*ENTRIES*.
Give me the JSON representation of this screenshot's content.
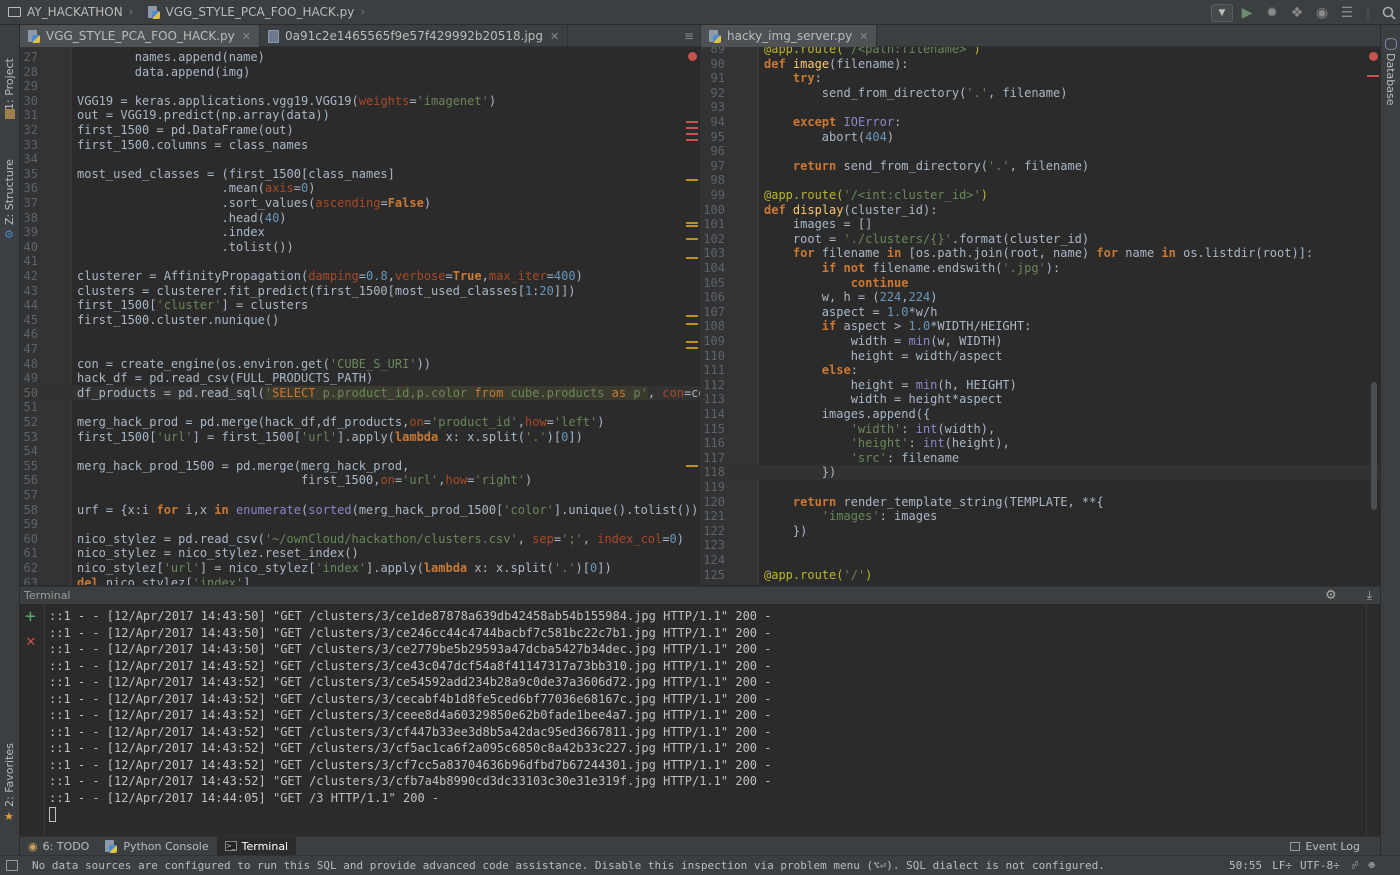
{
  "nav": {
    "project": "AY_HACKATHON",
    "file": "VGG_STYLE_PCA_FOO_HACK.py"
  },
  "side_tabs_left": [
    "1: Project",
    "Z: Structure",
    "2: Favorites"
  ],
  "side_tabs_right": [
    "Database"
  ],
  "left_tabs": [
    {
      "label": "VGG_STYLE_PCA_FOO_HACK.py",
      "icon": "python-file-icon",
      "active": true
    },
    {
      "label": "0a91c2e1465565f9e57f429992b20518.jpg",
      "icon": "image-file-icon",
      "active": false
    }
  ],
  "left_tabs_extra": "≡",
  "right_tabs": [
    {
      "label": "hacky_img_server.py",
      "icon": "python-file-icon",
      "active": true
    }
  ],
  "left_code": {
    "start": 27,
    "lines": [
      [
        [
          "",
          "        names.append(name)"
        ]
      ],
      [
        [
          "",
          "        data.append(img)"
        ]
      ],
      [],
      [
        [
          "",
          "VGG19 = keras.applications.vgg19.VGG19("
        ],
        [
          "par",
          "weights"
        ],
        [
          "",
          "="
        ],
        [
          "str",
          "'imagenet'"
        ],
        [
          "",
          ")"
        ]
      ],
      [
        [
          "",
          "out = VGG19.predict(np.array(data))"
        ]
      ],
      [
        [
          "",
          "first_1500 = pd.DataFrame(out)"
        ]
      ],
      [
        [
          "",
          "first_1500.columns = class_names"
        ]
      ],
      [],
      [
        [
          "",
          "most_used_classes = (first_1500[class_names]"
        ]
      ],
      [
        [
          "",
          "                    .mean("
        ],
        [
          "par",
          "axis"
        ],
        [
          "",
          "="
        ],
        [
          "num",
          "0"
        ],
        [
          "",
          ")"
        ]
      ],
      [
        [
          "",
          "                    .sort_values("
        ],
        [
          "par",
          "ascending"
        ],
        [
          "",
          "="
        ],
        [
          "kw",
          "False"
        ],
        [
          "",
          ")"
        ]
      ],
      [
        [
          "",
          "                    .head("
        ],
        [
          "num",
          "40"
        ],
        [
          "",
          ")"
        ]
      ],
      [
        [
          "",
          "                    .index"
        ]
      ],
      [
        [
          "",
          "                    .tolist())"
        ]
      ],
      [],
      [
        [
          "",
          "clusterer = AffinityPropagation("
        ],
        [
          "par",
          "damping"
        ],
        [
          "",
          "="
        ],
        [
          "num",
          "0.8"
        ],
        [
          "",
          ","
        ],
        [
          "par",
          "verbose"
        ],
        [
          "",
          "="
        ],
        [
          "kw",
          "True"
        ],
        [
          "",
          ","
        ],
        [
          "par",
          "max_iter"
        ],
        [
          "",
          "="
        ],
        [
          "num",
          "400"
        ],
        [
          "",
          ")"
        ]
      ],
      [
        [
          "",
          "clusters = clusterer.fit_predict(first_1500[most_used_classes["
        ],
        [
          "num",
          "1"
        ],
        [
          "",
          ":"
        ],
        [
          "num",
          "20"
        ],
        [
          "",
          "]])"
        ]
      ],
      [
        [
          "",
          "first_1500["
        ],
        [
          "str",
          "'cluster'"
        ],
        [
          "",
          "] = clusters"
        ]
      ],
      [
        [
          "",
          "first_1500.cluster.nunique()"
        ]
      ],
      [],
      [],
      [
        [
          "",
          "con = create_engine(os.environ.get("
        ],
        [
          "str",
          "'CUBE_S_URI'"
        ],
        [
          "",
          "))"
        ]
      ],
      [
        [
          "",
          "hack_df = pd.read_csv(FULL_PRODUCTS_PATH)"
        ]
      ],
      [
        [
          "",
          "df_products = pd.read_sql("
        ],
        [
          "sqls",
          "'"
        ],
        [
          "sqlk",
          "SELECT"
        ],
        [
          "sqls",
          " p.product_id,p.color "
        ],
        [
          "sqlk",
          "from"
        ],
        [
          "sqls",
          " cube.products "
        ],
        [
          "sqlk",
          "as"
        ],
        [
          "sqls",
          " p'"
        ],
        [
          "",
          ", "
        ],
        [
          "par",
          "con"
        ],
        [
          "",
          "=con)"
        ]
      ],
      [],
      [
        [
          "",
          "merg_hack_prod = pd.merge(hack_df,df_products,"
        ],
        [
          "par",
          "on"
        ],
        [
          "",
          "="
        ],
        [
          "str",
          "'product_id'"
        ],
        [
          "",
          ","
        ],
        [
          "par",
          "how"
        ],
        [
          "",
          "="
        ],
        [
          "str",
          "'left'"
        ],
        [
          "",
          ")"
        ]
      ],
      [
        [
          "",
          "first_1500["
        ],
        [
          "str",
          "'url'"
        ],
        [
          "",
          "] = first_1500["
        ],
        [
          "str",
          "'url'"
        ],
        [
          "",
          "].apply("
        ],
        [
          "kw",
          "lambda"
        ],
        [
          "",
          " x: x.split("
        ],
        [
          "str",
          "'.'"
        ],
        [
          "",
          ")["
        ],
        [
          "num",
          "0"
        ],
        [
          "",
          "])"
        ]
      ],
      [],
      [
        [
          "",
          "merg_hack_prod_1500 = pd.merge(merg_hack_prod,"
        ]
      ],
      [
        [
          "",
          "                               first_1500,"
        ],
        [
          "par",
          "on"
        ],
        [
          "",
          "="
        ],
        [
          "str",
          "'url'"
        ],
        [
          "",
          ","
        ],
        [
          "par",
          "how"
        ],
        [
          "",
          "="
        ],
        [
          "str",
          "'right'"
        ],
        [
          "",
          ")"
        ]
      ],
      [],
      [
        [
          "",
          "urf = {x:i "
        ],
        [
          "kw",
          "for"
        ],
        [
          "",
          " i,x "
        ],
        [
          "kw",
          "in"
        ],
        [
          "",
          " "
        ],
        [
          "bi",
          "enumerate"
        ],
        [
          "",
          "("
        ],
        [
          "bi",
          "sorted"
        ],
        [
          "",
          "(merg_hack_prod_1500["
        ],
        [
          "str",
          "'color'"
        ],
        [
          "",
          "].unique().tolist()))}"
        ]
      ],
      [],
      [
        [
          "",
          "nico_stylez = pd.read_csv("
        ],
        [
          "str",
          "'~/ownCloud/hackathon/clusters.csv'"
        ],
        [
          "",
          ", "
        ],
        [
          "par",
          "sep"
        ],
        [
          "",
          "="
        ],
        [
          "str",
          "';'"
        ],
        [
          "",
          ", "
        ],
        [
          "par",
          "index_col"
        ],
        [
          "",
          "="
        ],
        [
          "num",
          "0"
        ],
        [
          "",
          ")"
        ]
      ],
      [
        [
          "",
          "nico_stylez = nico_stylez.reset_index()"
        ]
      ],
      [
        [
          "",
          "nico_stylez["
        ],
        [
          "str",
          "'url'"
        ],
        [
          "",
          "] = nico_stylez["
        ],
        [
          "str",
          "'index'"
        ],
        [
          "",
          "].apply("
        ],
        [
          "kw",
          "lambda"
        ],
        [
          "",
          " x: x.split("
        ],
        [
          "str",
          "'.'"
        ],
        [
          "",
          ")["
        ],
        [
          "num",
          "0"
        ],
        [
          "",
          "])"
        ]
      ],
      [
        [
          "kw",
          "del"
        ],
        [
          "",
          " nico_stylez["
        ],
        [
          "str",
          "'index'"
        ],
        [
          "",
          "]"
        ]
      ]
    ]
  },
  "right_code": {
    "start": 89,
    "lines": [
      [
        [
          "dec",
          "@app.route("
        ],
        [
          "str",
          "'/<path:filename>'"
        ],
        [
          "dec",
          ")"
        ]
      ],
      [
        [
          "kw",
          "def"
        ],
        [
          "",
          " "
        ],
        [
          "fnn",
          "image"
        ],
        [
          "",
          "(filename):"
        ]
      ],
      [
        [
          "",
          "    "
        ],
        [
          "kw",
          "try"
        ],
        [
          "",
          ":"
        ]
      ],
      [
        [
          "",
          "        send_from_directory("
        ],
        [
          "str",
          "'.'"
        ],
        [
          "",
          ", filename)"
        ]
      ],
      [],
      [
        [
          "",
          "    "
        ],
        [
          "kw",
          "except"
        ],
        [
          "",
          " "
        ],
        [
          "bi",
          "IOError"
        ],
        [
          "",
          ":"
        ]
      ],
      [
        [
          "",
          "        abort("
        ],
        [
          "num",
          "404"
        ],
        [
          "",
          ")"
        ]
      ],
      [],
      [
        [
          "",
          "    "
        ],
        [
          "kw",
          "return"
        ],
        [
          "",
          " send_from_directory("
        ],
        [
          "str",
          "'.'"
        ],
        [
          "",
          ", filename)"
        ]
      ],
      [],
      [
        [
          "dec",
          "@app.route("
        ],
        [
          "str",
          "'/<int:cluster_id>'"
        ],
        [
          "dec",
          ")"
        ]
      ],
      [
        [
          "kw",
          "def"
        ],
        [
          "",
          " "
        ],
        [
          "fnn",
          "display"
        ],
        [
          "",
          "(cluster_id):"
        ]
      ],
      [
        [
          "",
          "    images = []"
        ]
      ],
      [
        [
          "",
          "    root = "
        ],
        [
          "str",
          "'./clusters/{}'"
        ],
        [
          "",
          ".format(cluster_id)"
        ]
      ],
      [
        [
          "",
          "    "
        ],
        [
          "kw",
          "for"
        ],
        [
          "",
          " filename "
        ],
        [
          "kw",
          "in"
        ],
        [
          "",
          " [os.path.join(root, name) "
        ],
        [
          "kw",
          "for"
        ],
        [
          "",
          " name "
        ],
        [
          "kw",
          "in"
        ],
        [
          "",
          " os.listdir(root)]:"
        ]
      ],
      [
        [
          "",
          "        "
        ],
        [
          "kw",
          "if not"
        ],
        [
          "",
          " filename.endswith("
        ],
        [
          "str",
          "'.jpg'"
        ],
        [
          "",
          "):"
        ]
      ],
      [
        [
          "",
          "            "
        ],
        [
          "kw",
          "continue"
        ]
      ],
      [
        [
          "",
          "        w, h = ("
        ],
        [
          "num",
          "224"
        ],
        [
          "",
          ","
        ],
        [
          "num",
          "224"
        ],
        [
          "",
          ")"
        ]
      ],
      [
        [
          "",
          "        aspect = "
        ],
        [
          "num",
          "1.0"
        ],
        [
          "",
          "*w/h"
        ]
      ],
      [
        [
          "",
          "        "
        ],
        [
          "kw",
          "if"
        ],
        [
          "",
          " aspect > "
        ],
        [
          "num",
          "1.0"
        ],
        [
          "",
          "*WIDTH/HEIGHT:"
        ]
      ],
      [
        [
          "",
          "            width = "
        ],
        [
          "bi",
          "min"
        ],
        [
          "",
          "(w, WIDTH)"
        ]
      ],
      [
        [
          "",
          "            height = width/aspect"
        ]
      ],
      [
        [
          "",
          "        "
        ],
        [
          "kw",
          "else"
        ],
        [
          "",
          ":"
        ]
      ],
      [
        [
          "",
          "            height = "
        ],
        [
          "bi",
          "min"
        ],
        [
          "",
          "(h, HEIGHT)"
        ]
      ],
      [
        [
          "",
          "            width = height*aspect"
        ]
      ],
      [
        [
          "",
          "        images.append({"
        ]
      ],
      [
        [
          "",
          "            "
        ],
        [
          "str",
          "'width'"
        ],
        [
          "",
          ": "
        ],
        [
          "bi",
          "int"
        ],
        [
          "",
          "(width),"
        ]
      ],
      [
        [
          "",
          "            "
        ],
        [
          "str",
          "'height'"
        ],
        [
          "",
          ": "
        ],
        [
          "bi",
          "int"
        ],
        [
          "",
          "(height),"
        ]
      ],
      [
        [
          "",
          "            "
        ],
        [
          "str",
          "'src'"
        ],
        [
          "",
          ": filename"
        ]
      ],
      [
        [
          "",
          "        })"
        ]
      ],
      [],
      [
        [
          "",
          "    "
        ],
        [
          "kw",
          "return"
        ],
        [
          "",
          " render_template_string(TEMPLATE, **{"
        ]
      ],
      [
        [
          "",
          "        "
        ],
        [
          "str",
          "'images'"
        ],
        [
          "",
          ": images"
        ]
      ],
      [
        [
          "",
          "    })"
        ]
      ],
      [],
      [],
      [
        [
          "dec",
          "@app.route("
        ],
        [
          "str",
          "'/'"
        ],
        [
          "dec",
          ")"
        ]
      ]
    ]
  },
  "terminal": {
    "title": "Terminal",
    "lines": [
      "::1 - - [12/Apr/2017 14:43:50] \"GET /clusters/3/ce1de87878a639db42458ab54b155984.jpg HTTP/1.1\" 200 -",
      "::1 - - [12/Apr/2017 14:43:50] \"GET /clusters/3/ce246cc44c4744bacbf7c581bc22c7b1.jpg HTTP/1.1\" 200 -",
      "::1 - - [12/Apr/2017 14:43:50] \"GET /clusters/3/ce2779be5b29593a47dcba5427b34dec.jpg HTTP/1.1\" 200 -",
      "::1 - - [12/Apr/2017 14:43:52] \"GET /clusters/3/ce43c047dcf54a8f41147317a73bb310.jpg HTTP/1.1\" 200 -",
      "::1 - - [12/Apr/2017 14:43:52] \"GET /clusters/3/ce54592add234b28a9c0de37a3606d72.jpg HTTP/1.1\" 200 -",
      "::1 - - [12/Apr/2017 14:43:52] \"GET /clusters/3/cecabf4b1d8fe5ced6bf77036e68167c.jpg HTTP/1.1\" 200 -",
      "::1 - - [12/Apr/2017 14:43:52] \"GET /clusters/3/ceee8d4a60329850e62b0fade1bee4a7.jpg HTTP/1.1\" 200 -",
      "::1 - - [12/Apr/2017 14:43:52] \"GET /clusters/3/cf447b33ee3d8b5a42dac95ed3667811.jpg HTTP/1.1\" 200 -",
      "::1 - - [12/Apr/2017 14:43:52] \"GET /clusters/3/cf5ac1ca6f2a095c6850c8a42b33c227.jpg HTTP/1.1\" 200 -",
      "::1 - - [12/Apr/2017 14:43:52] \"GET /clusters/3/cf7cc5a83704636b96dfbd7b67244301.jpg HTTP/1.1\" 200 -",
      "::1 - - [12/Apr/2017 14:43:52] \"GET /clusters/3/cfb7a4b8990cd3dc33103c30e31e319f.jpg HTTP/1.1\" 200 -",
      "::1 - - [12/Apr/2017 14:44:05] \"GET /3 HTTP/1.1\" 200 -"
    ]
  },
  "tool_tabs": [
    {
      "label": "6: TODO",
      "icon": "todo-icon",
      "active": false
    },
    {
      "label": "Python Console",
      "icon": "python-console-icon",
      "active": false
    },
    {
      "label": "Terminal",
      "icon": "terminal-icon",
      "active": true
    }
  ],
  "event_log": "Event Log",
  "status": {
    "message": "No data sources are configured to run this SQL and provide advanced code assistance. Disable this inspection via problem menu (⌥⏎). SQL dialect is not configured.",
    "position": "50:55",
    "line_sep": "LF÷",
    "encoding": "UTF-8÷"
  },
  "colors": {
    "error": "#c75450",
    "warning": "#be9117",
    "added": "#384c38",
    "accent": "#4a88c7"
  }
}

* * *

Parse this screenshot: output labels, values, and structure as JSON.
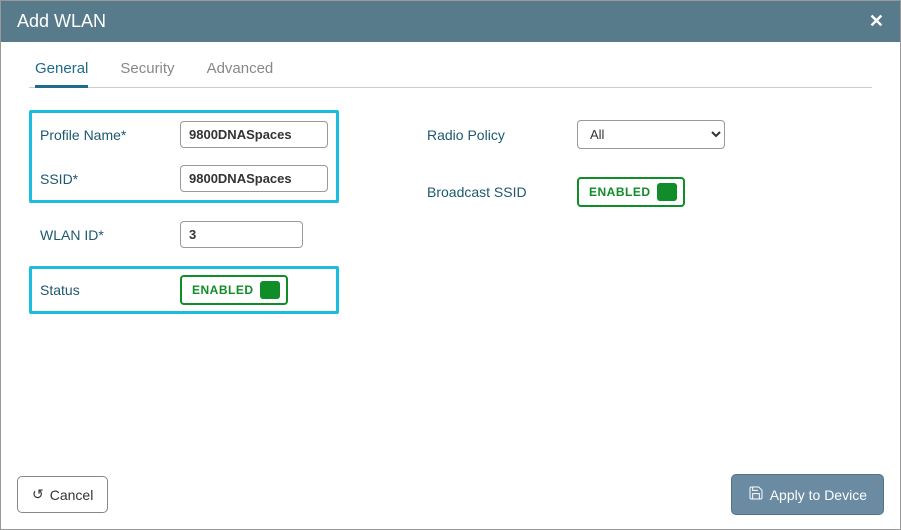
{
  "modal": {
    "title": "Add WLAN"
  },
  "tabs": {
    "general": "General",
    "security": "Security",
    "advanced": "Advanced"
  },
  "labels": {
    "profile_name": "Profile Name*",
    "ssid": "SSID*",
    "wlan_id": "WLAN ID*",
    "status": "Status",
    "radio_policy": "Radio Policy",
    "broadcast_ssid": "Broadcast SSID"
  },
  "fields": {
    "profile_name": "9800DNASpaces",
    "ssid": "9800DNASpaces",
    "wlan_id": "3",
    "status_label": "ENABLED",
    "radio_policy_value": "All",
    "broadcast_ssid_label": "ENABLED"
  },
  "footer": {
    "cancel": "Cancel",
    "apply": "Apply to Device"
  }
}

*STATED EXERCISE*.
Give only the number of lines in the preceding material that contain the string "ENABLED".

*ANSWER*.
2